**What is being asked**
Write the entries out again exactly as they stand, but without the pictures.

**Task data**
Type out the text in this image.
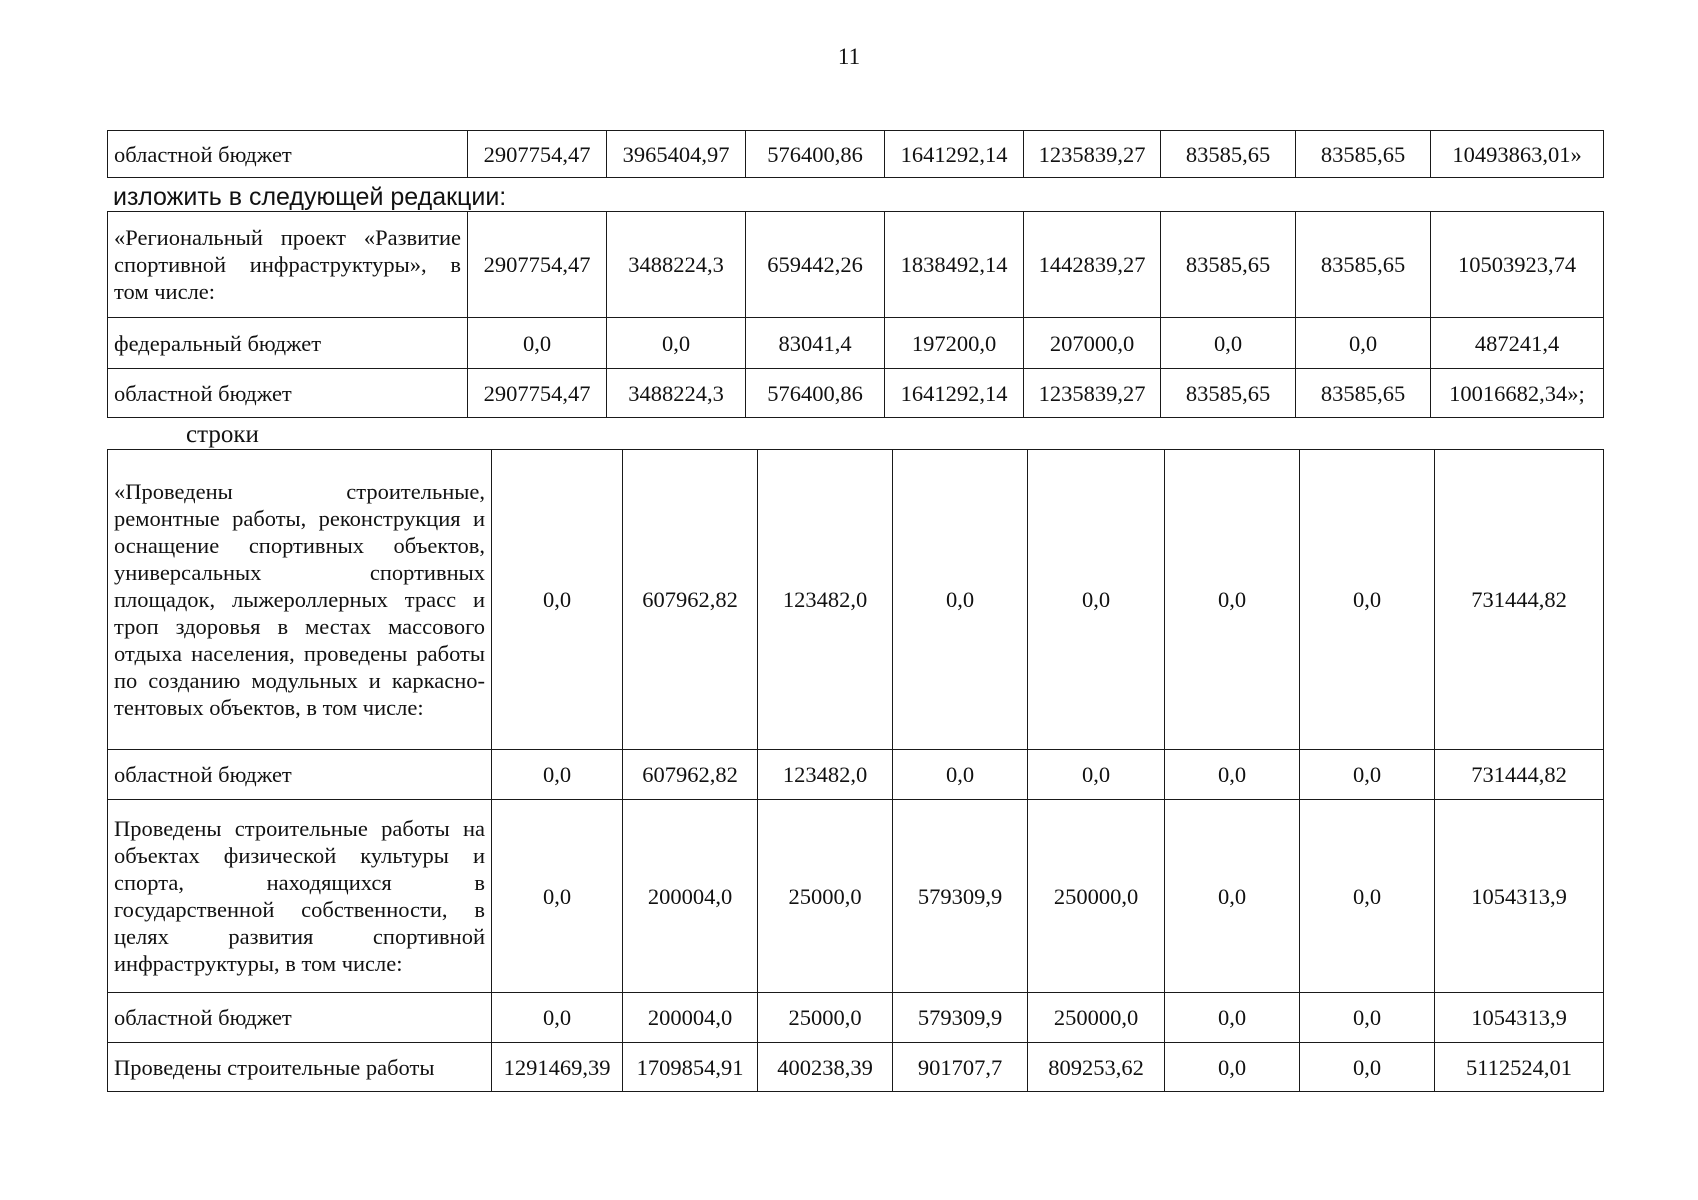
11
областной бюджет	2907754,47	3965404,97	576400,86	1641292,14	1235839,27	83585,65	83585,65	10493863,01»
изложить в следующей редакции:
«Региональный проект «Развитие спортивной инфраструктуры», в том числе:	2907754,47	3488224,3	659442,26	1838492,14	1442839,27	83585,65	83585,65	10503923,74
федеральный бюджет	0,0	0,0	83041,4	197200,0	207000,0	0,0	0,0	487241,4
областной бюджет	2907754,47	3488224,3	576400,86	1641292,14	1235839,27	83585,65	83585,65	10016682,34»;
строки
«Проведены строительные, ремонтные работы, реконструкция и оснащение спортивных объектов, универсальных спортивных площадок, лыжероллерных трасс и троп здоровья в местах массового отдыха населения, проведены работы по созданию модульных и каркасно-тентовых объектов, в том числе:	0,0	607962,82	123482,0	0,0	0,0	0,0	0,0	731444,82
областной бюджет	0,0	607962,82	123482,0	0,0	0,0	0,0	0,0	731444,82
Проведены строительные работы на объектах физической культуры и спорта, находящихся в государственной собственности, в целях развития спортивной инфраструктуры, в том числе:	0,0	200004,0	25000,0	579309,9	250000,0	0,0	0,0	1054313,9
областной бюджет	0,0	200004,0	25000,0	579309,9	250000,0	0,0	0,0	1054313,9
Проведены строительные работы	1291469,39	1709854,91	400238,39	901707,7	809253,62	0,0	0,0	5112524,01
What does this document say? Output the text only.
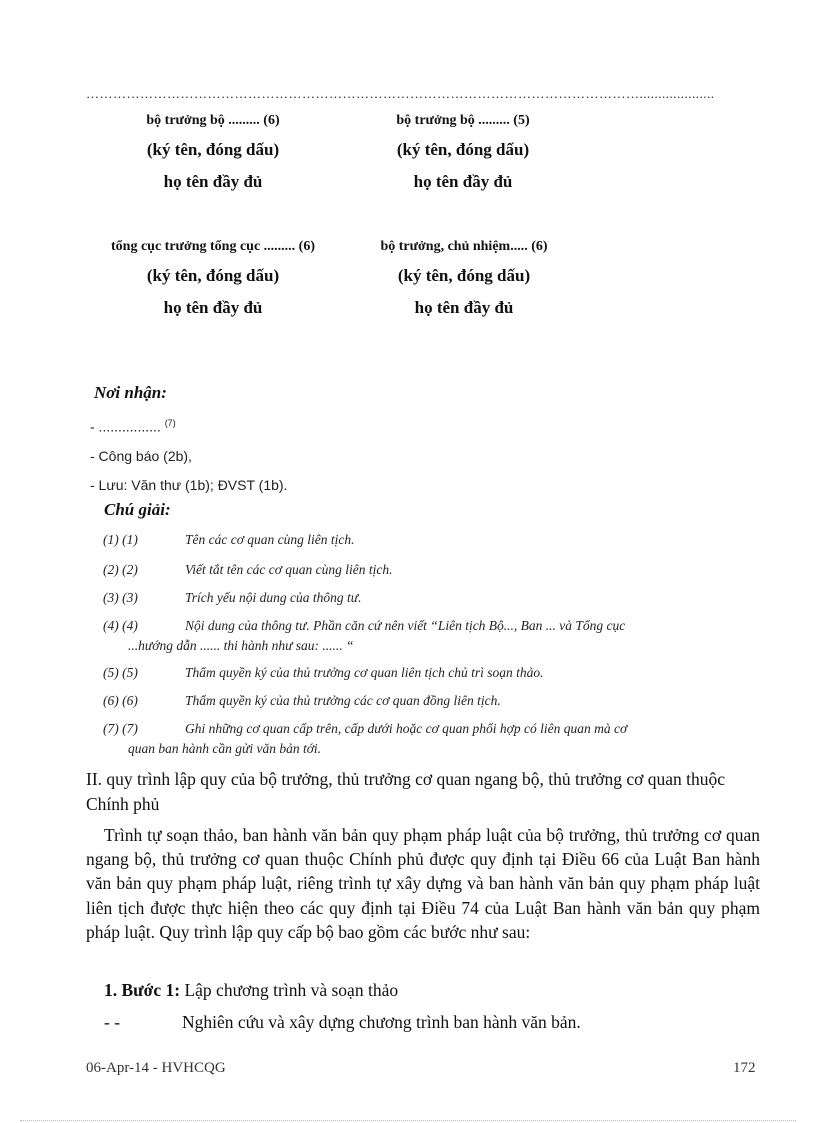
……………………………………………………………………………………………………………....................
bộ trưởng bộ ......... (6)
(ký tên, đóng dấu)
họ tên đầy đủ
bộ trưởng bộ ......... (5)
(ký tên, đóng dấu)
họ tên đầy đủ
tổng cục trưởng tổng cục ......... (6)
(ký tên, đóng dấu)
họ tên đầy đủ
bộ trưởng, chủ nhiệm..... (6)
(ký tên, đóng dấu)
họ tên đầy đủ
Nơi nhận:
- ................ $^{(7)}$
- Công báo (2b),
- Lưu: Văn thư (1b); ĐVST (1b).
Chú giải:
(1) (1)	Tên các cơ quan cùng liên tịch.
(2) (2)	Viết tắt tên các cơ quan cùng liên tịch.
(3) (3)	Trích yếu nội dung của thông tư.
(4) (4)	Nội dung của thông tư. Phần căn cứ nên viết “Liên tịch Bộ..., Ban ... và Tổng cục
...hướng dẫn ...... thi hành như sau: ...... “
(5) (5)	Thẩm quyền ký của thủ trưởng cơ quan liên tịch chủ trì soạn thảo.
(6) (6)	Thẩm quyền ký của thủ trưởng các cơ quan đồng liên tịch.
(7) (7)	Ghi những cơ quan cấp trên, cấp dưới hoặc cơ quan phối hợp có liên quan mà cơ
quan ban hành cần gửi văn bản tới.
II. quy trình lập quy của bộ trưởng, thủ trưởng cơ quan ngang bộ, thủ trưởng cơ quan thuộc Chính phủ
Trình tự soạn thảo, ban hành văn bản quy phạm pháp luật của bộ trưởng, thủ trưởng cơ quan ngang bộ, thủ trưởng cơ quan thuộc Chính phủ được quy định tại Điều 66 của Luật Ban hành văn bản quy phạm pháp luật, riêng trình tự xây dựng và ban hành văn bản quy phạm pháp luật liên tịch được thực hiện theo các quy định tại Điều 74 của Luật Ban hành văn bản quy phạm pháp luật. Quy trình lập quy cấp bộ bao gồm các bước như sau:
1. Bước 1: Lập chương trình và soạn thảo
- -	Nghiên cứu và xây dựng chương trình ban hành văn bản.
06-Apr-14 - HVHCQG	172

**Task response**
Type out the text in this image.
11
областной бюджет	2907754,47	3965404,97	576400,86	1641292,14	1235839,27	83585,65	83585,65	10493863,01»
изложить в следующей редакции:
«Региональный проект «Развитие спортивной инфраструктуры», в том числе:	2907754,47	3488224,3	659442,26	1838492,14	1442839,27	83585,65	83585,65	10503923,74
федеральный бюджет	0,0	0,0	83041,4	197200,0	207000,0	0,0	0,0	487241,4
областной бюджет	2907754,47	3488224,3	576400,86	1641292,14	1235839,27	83585,65	83585,65	10016682,34»;
строки
«Проведены строительные, ремонтные работы, реконструкция и оснащение спортивных объектов, универсальных спортивных площадок, лыжероллерных трасс и троп здоровья в местах массового отдыха населения, проведены работы по созданию модульных и каркасно-тентовых объектов, в том числе:	0,0	607962,82	123482,0	0,0	0,0	0,0	0,0	731444,82
областной бюджет	0,0	607962,82	123482,0	0,0	0,0	0,0	0,0	731444,82
Проведены строительные работы на объектах физической культуры и спорта, находящихся в государственной собственности, в целях развития спортивной инфраструктуры, в том числе:	0,0	200004,0	25000,0	579309,9	250000,0	0,0	0,0	1054313,9
областной бюджет	0,0	200004,0	25000,0	579309,9	250000,0	0,0	0,0	1054313,9
Проведены строительные работы	1291469,39	1709854,91	400238,39	901707,7	809253,62	0,0	0,0	5112524,01
What does this document say? Output the text only.
……………………………………………………………………………………………………………....................
bộ trưởng bộ ......... (6)
(ký tên, đóng dấu)
họ tên đầy đủ
bộ trưởng bộ ......... (5)
(ký tên, đóng dấu)
họ tên đầy đủ
tổng cục trưởng tổng cục ......... (6)
(ký tên, đóng dấu)
họ tên đầy đủ
bộ trưởng, chủ nhiệm..... (6)
(ký tên, đóng dấu)
họ tên đầy đủ
Nơi nhận:
- ................ $^{(7)}$
- Công báo (2b),
- Lưu: Văn thư (1b); ĐVST (1b).
Chú giải:
(1) (1)	Tên các cơ quan cùng liên tịch.
(2) (2)	Viết tắt tên các cơ quan cùng liên tịch.
(3) (3)	Trích yếu nội dung của thông tư.
(4) (4)	Nội dung của thông tư. Phần căn cứ nên viết “Liên tịch Bộ..., Ban ... và Tổng cục
...hướng dẫn ...... thi hành như sau: ...... “
(5) (5)	Thẩm quyền ký của thủ trưởng cơ quan liên tịch chủ trì soạn thảo.
(6) (6)	Thẩm quyền ký của thủ trưởng các cơ quan đồng liên tịch.
(7) (7)	Ghi những cơ quan cấp trên, cấp dưới hoặc cơ quan phối hợp có liên quan mà cơ
quan ban hành cần gửi văn bản tới.
II. quy trình lập quy của bộ trưởng, thủ trưởng cơ quan ngang bộ, thủ trưởng cơ quan thuộc Chính phủ
Trình tự soạn thảo, ban hành văn bản quy phạm pháp luật của bộ trưởng, thủ trưởng cơ quan ngang bộ, thủ trưởng cơ quan thuộc Chính phủ được quy định tại Điều 66 của Luật Ban hành văn bản quy phạm pháp luật, riêng trình tự xây dựng và ban hành văn bản quy phạm pháp luật liên tịch được thực hiện theo các quy định tại Điều 74 của Luật Ban hành văn bản quy phạm pháp luật. Quy trình lập quy cấp bộ bao gồm các bước như sau:
1. Bước 1: Lập chương trình và soạn thảo
- -	Nghiên cứu và xây dựng chương trình ban hành văn bản.
06-Apr-14 - HVHCQG	172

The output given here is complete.